**REQUEST**
Every entry must be repeated exactly. Exclude all pictures.

:: DATA FOR THE TASK ::

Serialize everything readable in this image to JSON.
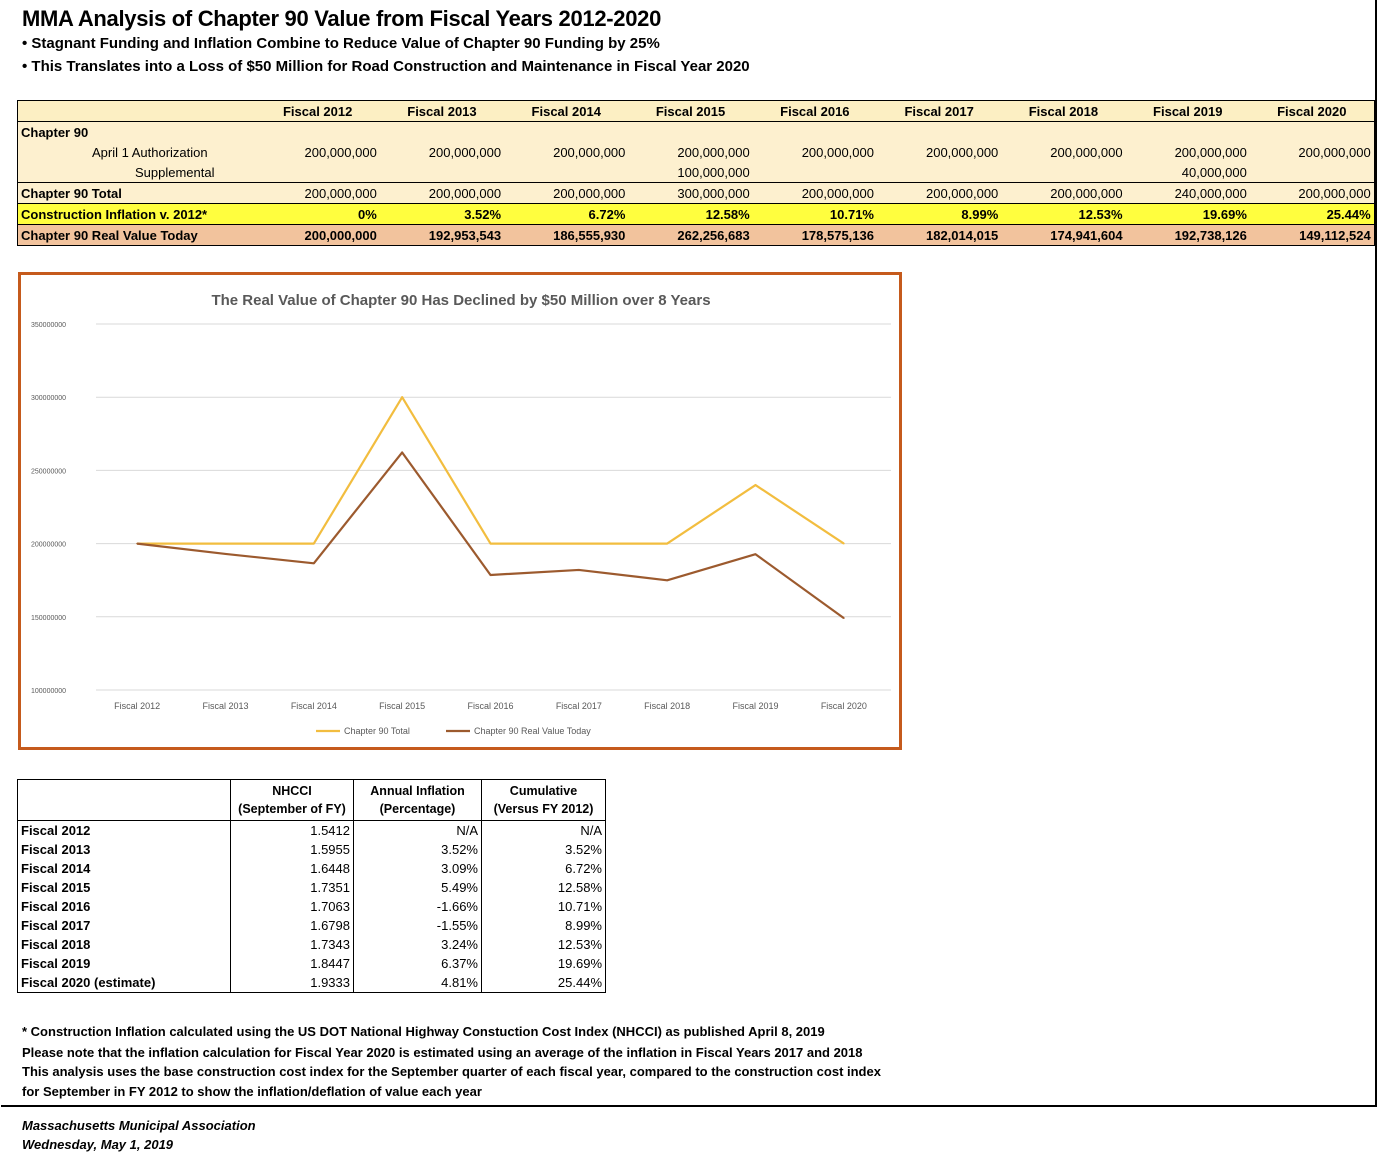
{
  "title": "MMA Analysis of Chapter 90 Value from Fiscal Years 2012-2020",
  "bullets": [
    "• Stagnant Funding and Inflation Combine to Reduce Value of Chapter 90 Funding by 25%",
    "• This Translates into a Loss of $50 Million for Road Construction and Maintenance in Fiscal Year 2020"
  ],
  "main_table": {
    "years": [
      "Fiscal 2012",
      "Fiscal 2013",
      "Fiscal 2014",
      "Fiscal 2015",
      "Fiscal 2016",
      "Fiscal 2017",
      "Fiscal 2018",
      "Fiscal 2019",
      "Fiscal 2020"
    ],
    "section_label": "Chapter 90",
    "april_label": "April 1 Authorization",
    "april": [
      "200,000,000",
      "200,000,000",
      "200,000,000",
      "200,000,000",
      "200,000,000",
      "200,000,000",
      "200,000,000",
      "200,000,000",
      "200,000,000"
    ],
    "supp_label": "Supplemental",
    "supp": [
      "",
      "",
      "",
      "100,000,000",
      "",
      "",
      "",
      "40,000,000",
      ""
    ],
    "total_label": "Chapter 90 Total",
    "total": [
      "200,000,000",
      "200,000,000",
      "200,000,000",
      "300,000,000",
      "200,000,000",
      "200,000,000",
      "200,000,000",
      "240,000,000",
      "200,000,000"
    ],
    "infl_label": "Construction Inflation v. 2012*",
    "infl": [
      "0%",
      "3.52%",
      "6.72%",
      "12.58%",
      "10.71%",
      "8.99%",
      "12.53%",
      "19.69%",
      "25.44%"
    ],
    "real_label": "Chapter 90 Real Value Today",
    "real": [
      "200,000,000",
      "192,953,543",
      "186,555,930",
      "262,256,683",
      "178,575,136",
      "182,014,015",
      "174,941,604",
      "192,738,126",
      "149,112,524"
    ]
  },
  "chart_data": {
    "type": "line",
    "title": "The Real Value of Chapter 90 Has Declined by $50 Million over 8 Years",
    "x": [
      "Fiscal 2012",
      "Fiscal 2013",
      "Fiscal 2014",
      "Fiscal 2015",
      "Fiscal 2016",
      "Fiscal 2017",
      "Fiscal 2018",
      "Fiscal 2019",
      "Fiscal 2020"
    ],
    "series": [
      {
        "name": "Chapter 90 Total",
        "color": "#f2bd3f",
        "values": [
          200000000,
          200000000,
          200000000,
          300000000,
          200000000,
          200000000,
          200000000,
          240000000,
          200000000
        ]
      },
      {
        "name": "Chapter 90 Real Value Today",
        "color": "#9c5a2e",
        "values": [
          200000000,
          192953543,
          186555930,
          262256683,
          178575136,
          182014015,
          174941604,
          192738126,
          149112524
        ]
      }
    ],
    "ylim": [
      100000000,
      350000000
    ],
    "yticks": [
      "350000000",
      "300000000",
      "250000000",
      "200000000",
      "150000000",
      "100000000"
    ],
    "grid": true,
    "legend": "bottom"
  },
  "nhcci_table": {
    "headers": [
      [
        "NHCCI",
        "(September of FY)"
      ],
      [
        "Annual Inflation",
        "(Percentage)"
      ],
      [
        "Cumulative",
        "(Versus FY 2012)"
      ]
    ],
    "rows": [
      {
        "year": "Fiscal 2012",
        "nhcci": "1.5412",
        "annual": "N/A",
        "cum": "N/A"
      },
      {
        "year": "Fiscal 2013",
        "nhcci": "1.5955",
        "annual": "3.52%",
        "cum": "3.52%"
      },
      {
        "year": "Fiscal 2014",
        "nhcci": "1.6448",
        "annual": "3.09%",
        "cum": "6.72%"
      },
      {
        "year": "Fiscal 2015",
        "nhcci": "1.7351",
        "annual": "5.49%",
        "cum": "12.58%"
      },
      {
        "year": "Fiscal 2016",
        "nhcci": "1.7063",
        "annual": "-1.66%",
        "cum": "10.71%"
      },
      {
        "year": "Fiscal 2017",
        "nhcci": "1.6798",
        "annual": "-1.55%",
        "cum": "8.99%"
      },
      {
        "year": "Fiscal 2018",
        "nhcci": "1.7343",
        "annual": "3.24%",
        "cum": "12.53%"
      },
      {
        "year": "Fiscal 2019",
        "nhcci": "1.8447",
        "annual": "6.37%",
        "cum": "19.69%"
      },
      {
        "year": "Fiscal 2020 (estimate)",
        "nhcci": "1.9333",
        "annual": "4.81%",
        "cum": "25.44%"
      }
    ]
  },
  "notes": [
    "* Construction Inflation calculated using the US DOT National Highway Constuction Cost Index (NHCCI) as published April 8, 2019",
    "Please note that the inflation calculation for Fiscal Year 2020 is estimated using an average of the inflation in Fiscal Years 2017 and 2018",
    "This analysis uses the base construction cost index for the September quarter of each fiscal year, compared to the construction cost index",
    "for September in FY 2012 to show the inflation/deflation of value each year"
  ],
  "footer": {
    "org": "Massachusetts Municipal Association",
    "date": "Wednesday, May 1, 2019"
  }
}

:::

**RESPONSE BELOW**
Serialize everything readable in this image to JSON.
{
  "title": "MMA Analysis of Chapter 90 Value from Fiscal Years 2012-2020",
  "bullets": [
    "• Stagnant Funding and Inflation Combine to Reduce Value of Chapter 90 Funding by 25%",
    "• This Translates into a Loss of $50 Million for Road Construction and Maintenance in Fiscal Year 2020"
  ],
  "main_table": {
    "years": [
      "Fiscal 2012",
      "Fiscal 2013",
      "Fiscal 2014",
      "Fiscal 2015",
      "Fiscal 2016",
      "Fiscal 2017",
      "Fiscal 2018",
      "Fiscal 2019",
      "Fiscal 2020"
    ],
    "section_label": "Chapter 90",
    "april_label": "April 1 Authorization",
    "april": [
      "200,000,000",
      "200,000,000",
      "200,000,000",
      "200,000,000",
      "200,000,000",
      "200,000,000",
      "200,000,000",
      "200,000,000",
      "200,000,000"
    ],
    "supp_label": "Supplemental",
    "supp": [
      "",
      "",
      "",
      "100,000,000",
      "",
      "",
      "",
      "40,000,000",
      ""
    ],
    "total_label": "Chapter 90 Total",
    "total": [
      "200,000,000",
      "200,000,000",
      "200,000,000",
      "300,000,000",
      "200,000,000",
      "200,000,000",
      "200,000,000",
      "240,000,000",
      "200,000,000"
    ],
    "infl_label": "Construction Inflation v. 2012*",
    "infl": [
      "0%",
      "3.52%",
      "6.72%",
      "12.58%",
      "10.71%",
      "8.99%",
      "12.53%",
      "19.69%",
      "25.44%"
    ],
    "real_label": "Chapter 90 Real Value Today",
    "real": [
      "200,000,000",
      "192,953,543",
      "186,555,930",
      "262,256,683",
      "178,575,136",
      "182,014,015",
      "174,941,604",
      "192,738,126",
      "149,112,524"
    ]
  },
  "chart_data": {
    "type": "line",
    "title": "The Real Value of Chapter 90 Has Declined by $50 Million over 8 Years",
    "x": [
      "Fiscal 2012",
      "Fiscal 2013",
      "Fiscal 2014",
      "Fiscal 2015",
      "Fiscal 2016",
      "Fiscal 2017",
      "Fiscal 2018",
      "Fiscal 2019",
      "Fiscal 2020"
    ],
    "series": [
      {
        "name": "Chapter 90 Total",
        "color": "#f2bd3f",
        "values": [
          200000000,
          200000000,
          200000000,
          300000000,
          200000000,
          200000000,
          200000000,
          240000000,
          200000000
        ]
      },
      {
        "name": "Chapter 90 Real Value Today",
        "color": "#9c5a2e",
        "values": [
          200000000,
          192953543,
          186555930,
          262256683,
          178575136,
          182014015,
          174941604,
          192738126,
          149112524
        ]
      }
    ],
    "ylim": [
      100000000,
      350000000
    ],
    "yticks": [
      "350000000",
      "300000000",
      "250000000",
      "200000000",
      "150000000",
      "100000000"
    ],
    "grid": true,
    "legend": "bottom"
  },
  "nhcci_table": {
    "headers": [
      [
        "NHCCI",
        "(September of FY)"
      ],
      [
        "Annual Inflation",
        "(Percentage)"
      ],
      [
        "Cumulative",
        "(Versus FY 2012)"
      ]
    ],
    "rows": [
      {
        "year": "Fiscal 2012",
        "nhcci": "1.5412",
        "annual": "N/A",
        "cum": "N/A"
      },
      {
        "year": "Fiscal 2013",
        "nhcci": "1.5955",
        "annual": "3.52%",
        "cum": "3.52%"
      },
      {
        "year": "Fiscal 2014",
        "nhcci": "1.6448",
        "annual": "3.09%",
        "cum": "6.72%"
      },
      {
        "year": "Fiscal 2015",
        "nhcci": "1.7351",
        "annual": "5.49%",
        "cum": "12.58%"
      },
      {
        "year": "Fiscal 2016",
        "nhcci": "1.7063",
        "annual": "-1.66%",
        "cum": "10.71%"
      },
      {
        "year": "Fiscal 2017",
        "nhcci": "1.6798",
        "annual": "-1.55%",
        "cum": "8.99%"
      },
      {
        "year": "Fiscal 2018",
        "nhcci": "1.7343",
        "annual": "3.24%",
        "cum": "12.53%"
      },
      {
        "year": "Fiscal 2019",
        "nhcci": "1.8447",
        "annual": "6.37%",
        "cum": "19.69%"
      },
      {
        "year": "Fiscal 2020 (estimate)",
        "nhcci": "1.9333",
        "annual": "4.81%",
        "cum": "25.44%"
      }
    ]
  },
  "notes": [
    "* Construction Inflation calculated using the US DOT National Highway Constuction Cost Index (NHCCI) as published April 8, 2019",
    "Please note that the inflation calculation for Fiscal Year 2020 is estimated using an average of the inflation in Fiscal Years 2017 and 2018",
    "This analysis uses the base construction cost index for the September quarter of each fiscal year, compared to the construction cost index",
    "for September in FY 2012 to show the inflation/deflation of value each year"
  ],
  "footer": {
    "org": "Massachusetts Municipal Association",
    "date": "Wednesday, May 1, 2019"
  }
}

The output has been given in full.